═════ Materials provided

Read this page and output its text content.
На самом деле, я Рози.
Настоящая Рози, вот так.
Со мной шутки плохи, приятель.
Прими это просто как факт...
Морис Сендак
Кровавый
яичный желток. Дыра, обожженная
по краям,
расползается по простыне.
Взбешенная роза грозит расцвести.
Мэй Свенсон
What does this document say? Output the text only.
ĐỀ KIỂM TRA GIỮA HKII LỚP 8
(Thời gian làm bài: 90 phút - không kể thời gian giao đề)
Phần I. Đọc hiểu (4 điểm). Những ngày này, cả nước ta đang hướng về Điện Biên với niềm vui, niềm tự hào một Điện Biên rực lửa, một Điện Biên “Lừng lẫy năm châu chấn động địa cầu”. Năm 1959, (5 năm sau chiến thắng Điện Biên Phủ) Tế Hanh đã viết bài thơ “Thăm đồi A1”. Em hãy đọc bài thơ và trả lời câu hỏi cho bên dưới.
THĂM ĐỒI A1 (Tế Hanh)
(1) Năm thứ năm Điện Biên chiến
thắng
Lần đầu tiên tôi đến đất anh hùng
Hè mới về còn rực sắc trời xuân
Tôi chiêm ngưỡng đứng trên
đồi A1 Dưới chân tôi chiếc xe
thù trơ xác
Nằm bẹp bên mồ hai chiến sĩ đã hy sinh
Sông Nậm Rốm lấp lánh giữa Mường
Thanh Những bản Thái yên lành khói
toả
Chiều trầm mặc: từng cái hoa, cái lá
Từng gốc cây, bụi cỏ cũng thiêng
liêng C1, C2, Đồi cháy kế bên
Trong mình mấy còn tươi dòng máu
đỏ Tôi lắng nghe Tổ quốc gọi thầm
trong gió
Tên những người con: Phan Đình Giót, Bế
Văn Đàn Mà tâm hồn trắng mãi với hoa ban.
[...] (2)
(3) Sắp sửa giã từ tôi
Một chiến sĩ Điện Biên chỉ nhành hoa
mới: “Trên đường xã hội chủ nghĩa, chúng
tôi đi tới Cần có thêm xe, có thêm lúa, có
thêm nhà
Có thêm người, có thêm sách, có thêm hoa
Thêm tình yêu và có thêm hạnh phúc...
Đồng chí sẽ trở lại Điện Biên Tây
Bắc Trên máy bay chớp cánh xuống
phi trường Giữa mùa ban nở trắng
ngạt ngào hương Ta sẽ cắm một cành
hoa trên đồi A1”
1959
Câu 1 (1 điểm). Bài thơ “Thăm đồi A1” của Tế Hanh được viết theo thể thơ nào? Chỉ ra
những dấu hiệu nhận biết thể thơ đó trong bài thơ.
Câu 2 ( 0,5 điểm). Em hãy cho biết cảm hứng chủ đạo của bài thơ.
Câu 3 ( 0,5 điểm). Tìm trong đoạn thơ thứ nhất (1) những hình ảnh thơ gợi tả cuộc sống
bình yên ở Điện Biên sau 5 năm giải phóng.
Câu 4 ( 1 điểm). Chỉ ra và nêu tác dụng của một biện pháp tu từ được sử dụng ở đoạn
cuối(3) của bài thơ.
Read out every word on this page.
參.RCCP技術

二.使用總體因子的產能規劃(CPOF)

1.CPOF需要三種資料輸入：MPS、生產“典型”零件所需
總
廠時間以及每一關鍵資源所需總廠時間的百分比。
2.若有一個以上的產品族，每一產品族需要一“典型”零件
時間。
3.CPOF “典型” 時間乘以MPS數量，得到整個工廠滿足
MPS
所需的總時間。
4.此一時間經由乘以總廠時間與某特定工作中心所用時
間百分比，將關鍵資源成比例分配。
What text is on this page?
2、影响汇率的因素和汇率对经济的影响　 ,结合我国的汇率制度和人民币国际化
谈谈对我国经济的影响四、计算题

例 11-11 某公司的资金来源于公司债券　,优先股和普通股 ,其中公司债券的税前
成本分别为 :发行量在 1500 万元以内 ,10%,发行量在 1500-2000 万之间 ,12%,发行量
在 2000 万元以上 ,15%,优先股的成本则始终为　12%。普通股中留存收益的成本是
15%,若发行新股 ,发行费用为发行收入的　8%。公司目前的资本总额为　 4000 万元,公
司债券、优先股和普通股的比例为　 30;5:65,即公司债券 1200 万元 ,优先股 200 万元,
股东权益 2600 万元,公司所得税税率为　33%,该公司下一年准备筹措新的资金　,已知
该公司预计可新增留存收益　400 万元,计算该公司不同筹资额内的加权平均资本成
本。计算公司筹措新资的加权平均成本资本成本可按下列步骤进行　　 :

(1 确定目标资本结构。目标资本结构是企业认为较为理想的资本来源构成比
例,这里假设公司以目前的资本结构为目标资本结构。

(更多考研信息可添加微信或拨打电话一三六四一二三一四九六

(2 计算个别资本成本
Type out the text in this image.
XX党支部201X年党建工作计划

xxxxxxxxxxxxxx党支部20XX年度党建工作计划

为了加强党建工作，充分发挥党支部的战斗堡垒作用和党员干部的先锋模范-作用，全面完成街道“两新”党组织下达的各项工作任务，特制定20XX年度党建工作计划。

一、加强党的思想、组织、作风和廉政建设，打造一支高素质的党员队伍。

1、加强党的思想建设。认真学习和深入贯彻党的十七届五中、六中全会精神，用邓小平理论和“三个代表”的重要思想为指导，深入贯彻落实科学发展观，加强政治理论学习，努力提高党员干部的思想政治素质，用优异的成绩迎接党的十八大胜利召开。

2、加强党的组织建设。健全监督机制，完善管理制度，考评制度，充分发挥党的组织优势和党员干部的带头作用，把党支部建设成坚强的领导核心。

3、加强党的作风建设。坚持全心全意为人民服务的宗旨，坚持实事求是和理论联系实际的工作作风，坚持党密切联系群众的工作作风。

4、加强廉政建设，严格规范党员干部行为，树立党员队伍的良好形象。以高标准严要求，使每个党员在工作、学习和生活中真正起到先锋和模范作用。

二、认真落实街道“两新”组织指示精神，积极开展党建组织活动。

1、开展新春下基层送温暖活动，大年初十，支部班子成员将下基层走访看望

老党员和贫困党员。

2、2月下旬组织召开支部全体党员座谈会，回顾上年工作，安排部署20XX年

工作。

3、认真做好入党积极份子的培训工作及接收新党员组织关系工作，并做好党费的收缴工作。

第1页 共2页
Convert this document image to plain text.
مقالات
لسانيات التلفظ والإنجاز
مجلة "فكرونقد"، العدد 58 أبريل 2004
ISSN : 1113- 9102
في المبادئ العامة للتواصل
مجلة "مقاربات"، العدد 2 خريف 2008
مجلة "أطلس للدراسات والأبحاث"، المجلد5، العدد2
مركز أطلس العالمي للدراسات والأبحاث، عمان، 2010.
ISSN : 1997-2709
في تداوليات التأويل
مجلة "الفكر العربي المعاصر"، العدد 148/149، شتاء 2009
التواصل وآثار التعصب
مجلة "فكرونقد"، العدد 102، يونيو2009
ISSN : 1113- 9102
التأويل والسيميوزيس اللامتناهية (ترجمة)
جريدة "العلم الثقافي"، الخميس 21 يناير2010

══════════

▶ **Exercise goal**
Gather each line in these records that contains the string "viết".

▶ **Written response**
Phần I. Đọc hiểu (4 điểm). Những ngày này, cả nước ta đang hướng về Điện Biên với niềm vui, niềm tự hào một Điện Biên rực lửa, một Điện Biên “Lừng lẫy năm châu chấn động địa cầu”. Năm 1959, (5 năm sau chiến thắng Điện Biên Phủ) Tế Hanh đã viết bài thơ “Thăm đồi A1”. Em hãy đọc bài thơ và trả lời câu hỏi cho bên dưới.
Câu 1 (1 điểm). Bài thơ “Thăm đồi A1” của Tế Hanh được viết theo thể thơ nào? Chỉ ra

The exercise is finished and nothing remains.